• The request: Return the records in full, exactly as given.

(Stored entries)
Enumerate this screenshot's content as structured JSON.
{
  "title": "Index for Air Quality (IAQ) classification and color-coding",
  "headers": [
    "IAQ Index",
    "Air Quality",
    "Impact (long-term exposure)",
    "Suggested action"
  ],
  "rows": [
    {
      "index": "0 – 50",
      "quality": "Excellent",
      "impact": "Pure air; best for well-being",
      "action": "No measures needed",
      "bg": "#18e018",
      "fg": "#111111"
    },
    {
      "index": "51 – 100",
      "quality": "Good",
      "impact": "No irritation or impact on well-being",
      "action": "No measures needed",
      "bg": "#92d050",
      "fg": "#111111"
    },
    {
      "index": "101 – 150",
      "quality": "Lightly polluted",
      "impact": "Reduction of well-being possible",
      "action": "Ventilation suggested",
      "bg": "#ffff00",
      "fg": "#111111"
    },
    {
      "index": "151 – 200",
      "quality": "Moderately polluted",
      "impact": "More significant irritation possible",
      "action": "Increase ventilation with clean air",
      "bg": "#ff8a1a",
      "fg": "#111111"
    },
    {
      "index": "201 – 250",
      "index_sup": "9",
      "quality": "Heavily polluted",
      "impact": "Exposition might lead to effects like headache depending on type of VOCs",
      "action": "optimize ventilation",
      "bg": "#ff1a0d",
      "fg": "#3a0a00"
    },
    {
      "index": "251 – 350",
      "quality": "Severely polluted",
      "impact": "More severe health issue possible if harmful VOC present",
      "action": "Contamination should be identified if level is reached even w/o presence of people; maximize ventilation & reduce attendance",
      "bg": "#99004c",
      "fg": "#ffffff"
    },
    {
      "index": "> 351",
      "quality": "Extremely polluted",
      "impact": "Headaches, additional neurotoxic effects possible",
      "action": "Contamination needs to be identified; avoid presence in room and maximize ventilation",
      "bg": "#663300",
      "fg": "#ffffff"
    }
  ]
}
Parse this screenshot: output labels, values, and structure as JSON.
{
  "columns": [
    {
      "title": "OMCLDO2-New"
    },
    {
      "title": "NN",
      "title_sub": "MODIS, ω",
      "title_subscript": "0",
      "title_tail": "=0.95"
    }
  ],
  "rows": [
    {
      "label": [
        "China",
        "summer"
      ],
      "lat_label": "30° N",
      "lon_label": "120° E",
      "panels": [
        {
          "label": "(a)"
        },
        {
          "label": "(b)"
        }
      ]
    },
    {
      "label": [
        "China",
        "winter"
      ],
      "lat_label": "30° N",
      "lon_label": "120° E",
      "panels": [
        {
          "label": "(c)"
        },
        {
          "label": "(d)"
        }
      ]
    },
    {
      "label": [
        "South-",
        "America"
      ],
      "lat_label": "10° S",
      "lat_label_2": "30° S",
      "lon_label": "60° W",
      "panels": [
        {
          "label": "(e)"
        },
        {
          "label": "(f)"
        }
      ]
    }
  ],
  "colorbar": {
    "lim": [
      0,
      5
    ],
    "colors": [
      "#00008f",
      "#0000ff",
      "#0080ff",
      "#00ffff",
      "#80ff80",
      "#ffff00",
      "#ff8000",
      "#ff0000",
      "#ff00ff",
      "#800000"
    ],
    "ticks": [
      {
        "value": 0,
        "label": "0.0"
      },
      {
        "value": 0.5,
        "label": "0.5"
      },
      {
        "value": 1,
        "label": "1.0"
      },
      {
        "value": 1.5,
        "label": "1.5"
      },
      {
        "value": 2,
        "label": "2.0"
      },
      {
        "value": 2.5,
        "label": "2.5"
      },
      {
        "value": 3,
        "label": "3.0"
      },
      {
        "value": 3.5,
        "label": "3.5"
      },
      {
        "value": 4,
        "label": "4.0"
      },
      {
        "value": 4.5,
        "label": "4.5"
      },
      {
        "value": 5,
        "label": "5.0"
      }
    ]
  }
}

• Reply:
Enumerate this screenshot's content as structured JSON.
{
  "title": "Index for Air Quality (IAQ) classification and color-coding",
  "headers": [
    "IAQ Index",
    "Air Quality",
    "Impact (long-term exposure)",
    "Suggested action"
  ],
  "rows": [
    {
      "index": "0 – 50",
      "quality": "Excellent",
      "impact": "Pure air; best for well-being",
      "action": "No measures needed",
      "bg": "#18e018",
      "fg": "#111111"
    },
    {
      "index": "51 – 100",
      "quality": "Good",
      "impact": "No irritation or impact on well-being",
      "action": "No measures needed",
      "bg": "#92d050",
      "fg": "#111111"
    },
    {
      "index": "101 – 150",
      "quality": "Lightly polluted",
      "impact": "Reduction of well-being possible",
      "action": "Ventilation suggested",
      "bg": "#ffff00",
      "fg": "#111111"
    },
    {
      "index": "151 – 200",
      "quality": "Moderately polluted",
      "impact": "More significant irritation possible",
      "action": "Increase ventilation with clean air",
      "bg": "#ff8a1a",
      "fg": "#111111"
    },
    {
      "index": "201 – 250",
      "index_sup": "9",
      "quality": "Heavily polluted",
      "impact": "Exposition might lead to effects like headache depending on type of VOCs",
      "action": "optimize ventilation",
      "bg": "#ff1a0d",
      "fg": "#3a0a00"
    },
    {
      "index": "251 – 350",
      "quality": "Severely polluted",
      "impact": "More severe health issue possible if harmful VOC present",
      "action": "Contamination should be identified if level is reached even w/o presence of people; maximize ventilation & reduce attendance",
      "bg": "#99004c",
      "fg": "#ffffff"
    },
    {
      "index": "> 351",
      "quality": "Extremely polluted",
      "impact": "Headaches, additional neurotoxic effects possible",
      "action": "Contamination needs to be identified; avoid presence in room and maximize ventilation",
      "bg": "#663300",
      "fg": "#ffffff"
    }
  ]
}
Parse this screenshot: output labels, values, and structure as JSON.
{
  "columns": [
    {
      "title": "OMCLDO2-New"
    },
    {
      "title": "NN",
      "title_sub": "MODIS, ω",
      "title_subscript": "0",
      "title_tail": "=0.95"
    }
  ],
  "rows": [
    {
      "label": [
        "China",
        "summer"
      ],
      "lat_label": "30° N",
      "lon_label": "120° E",
      "panels": [
        {
          "label": "(a)"
        },
        {
          "label": "(b)"
        }
      ]
    },
    {
      "label": [
        "China",
        "winter"
      ],
      "lat_label": "30° N",
      "lon_label": "120° E",
      "panels": [
        {
          "label": "(c)"
        },
        {
          "label": "(d)"
        }
      ]
    },
    {
      "label": [
        "South-",
        "America"
      ],
      "lat_label": "10° S",
      "lat_label_2": "30° S",
      "lon_label": "60° W",
      "panels": [
        {
          "label": "(e)"
        },
        {
          "label": "(f)"
        }
      ]
    }
  ],
  "colorbar": {
    "lim": [
      0,
      5
    ],
    "colors": [
      "#00008f",
      "#0000ff",
      "#0080ff",
      "#00ffff",
      "#80ff80",
      "#ffff00",
      "#ff8000",
      "#ff0000",
      "#ff00ff",
      "#800000"
    ],
    "ticks": [
      {
        "value": 0,
        "label": "0.0"
      },
      {
        "value": 0.5,
        "label": "0.5"
      },
      {
        "value": 1,
        "label": "1.0"
      },
      {
        "value": 1.5,
        "label": "1.5"
      },
      {
        "value": 2,
        "label": "2.0"
      },
      {
        "value": 2.5,
        "label": "2.5"
      },
      {
        "value": 3,
        "label": "3.0"
      },
      {
        "value": 3.5,
        "label": "3.5"
      },
      {
        "value": 4,
        "label": "4.0"
      },
      {
        "value": 4.5,
        "label": "4.5"
      },
      {
        "value": 5,
        "label": "5.0"
      }
    ]
  }
}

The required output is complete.